▶ **Stated task**
Using the material that follows, identify and copy each line with the string "treatment".

▶ **Records provided**

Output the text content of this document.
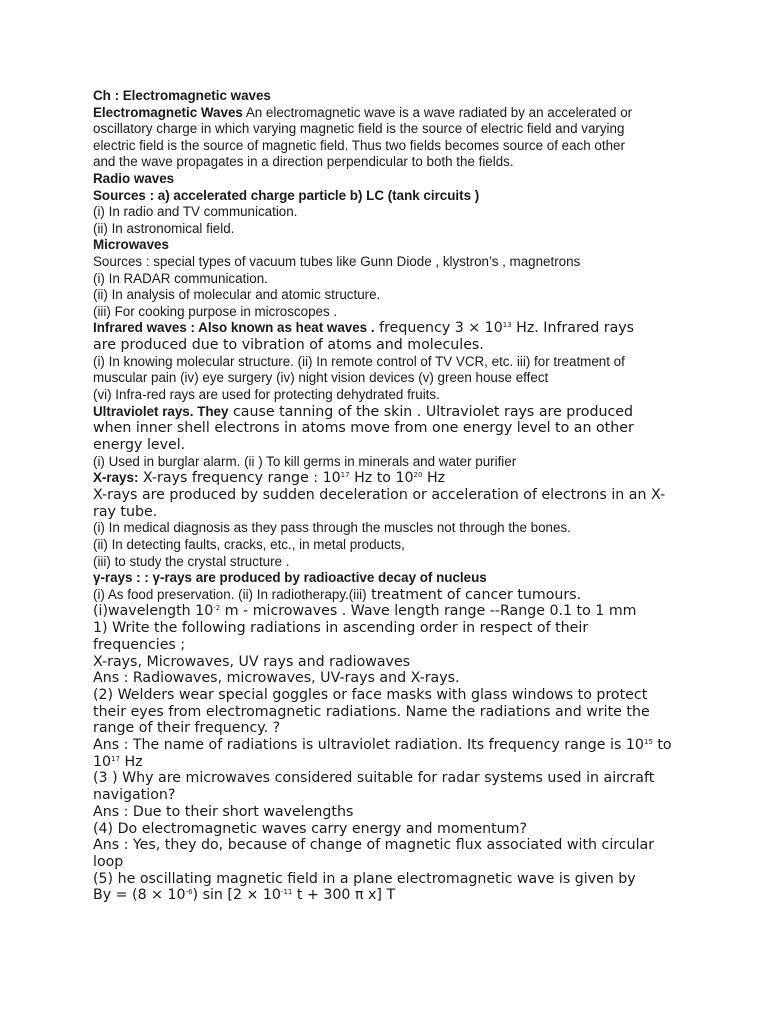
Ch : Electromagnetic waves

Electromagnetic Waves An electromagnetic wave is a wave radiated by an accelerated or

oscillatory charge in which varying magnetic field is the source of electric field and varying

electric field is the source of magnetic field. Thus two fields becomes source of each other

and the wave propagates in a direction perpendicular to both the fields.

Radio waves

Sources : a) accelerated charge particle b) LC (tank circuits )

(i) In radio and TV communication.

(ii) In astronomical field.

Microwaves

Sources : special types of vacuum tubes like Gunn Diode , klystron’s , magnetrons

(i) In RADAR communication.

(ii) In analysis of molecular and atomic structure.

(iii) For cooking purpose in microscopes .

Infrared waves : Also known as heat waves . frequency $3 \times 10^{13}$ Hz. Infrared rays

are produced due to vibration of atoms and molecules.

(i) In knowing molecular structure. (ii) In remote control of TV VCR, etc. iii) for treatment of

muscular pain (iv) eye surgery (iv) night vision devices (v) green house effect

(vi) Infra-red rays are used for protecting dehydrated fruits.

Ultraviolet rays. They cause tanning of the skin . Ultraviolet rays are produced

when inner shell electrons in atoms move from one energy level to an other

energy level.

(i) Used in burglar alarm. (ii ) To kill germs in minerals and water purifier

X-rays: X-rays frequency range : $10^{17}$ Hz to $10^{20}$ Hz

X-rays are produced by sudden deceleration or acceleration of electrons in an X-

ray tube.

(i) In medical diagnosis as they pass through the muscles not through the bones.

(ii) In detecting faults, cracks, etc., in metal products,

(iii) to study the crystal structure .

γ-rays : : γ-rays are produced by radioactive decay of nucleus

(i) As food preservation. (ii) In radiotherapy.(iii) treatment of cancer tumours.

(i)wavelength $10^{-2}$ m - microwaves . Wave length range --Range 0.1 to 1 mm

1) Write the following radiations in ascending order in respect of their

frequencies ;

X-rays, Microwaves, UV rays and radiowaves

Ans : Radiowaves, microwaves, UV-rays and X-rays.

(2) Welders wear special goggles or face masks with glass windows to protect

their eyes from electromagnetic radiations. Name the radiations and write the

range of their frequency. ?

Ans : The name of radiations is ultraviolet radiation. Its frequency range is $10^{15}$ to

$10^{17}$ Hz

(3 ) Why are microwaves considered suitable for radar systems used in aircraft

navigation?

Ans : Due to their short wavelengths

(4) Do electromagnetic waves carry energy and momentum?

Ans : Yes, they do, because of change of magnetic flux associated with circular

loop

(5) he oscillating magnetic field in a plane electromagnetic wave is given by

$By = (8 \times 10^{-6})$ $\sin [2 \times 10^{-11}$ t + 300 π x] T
---
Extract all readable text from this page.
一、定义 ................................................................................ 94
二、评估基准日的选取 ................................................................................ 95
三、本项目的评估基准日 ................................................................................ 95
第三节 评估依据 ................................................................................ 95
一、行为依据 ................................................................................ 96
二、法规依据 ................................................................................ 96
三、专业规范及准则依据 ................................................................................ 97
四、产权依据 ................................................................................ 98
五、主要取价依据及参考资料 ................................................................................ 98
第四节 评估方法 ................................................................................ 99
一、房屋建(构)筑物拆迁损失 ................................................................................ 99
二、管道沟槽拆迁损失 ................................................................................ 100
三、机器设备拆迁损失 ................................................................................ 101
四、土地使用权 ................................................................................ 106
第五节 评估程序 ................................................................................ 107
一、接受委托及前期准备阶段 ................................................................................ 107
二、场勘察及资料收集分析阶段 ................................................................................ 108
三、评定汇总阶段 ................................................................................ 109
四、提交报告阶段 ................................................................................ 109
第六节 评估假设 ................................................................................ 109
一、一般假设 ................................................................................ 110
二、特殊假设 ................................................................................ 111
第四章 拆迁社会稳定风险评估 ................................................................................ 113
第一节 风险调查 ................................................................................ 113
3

▶ **Answer below**
(i) In knowing molecular structure. (ii) In remote control of TV VCR, etc. iii) for treatment of
(i) As food preservation. (ii) In radiotherapy.(iii) treatment of cancer tumours.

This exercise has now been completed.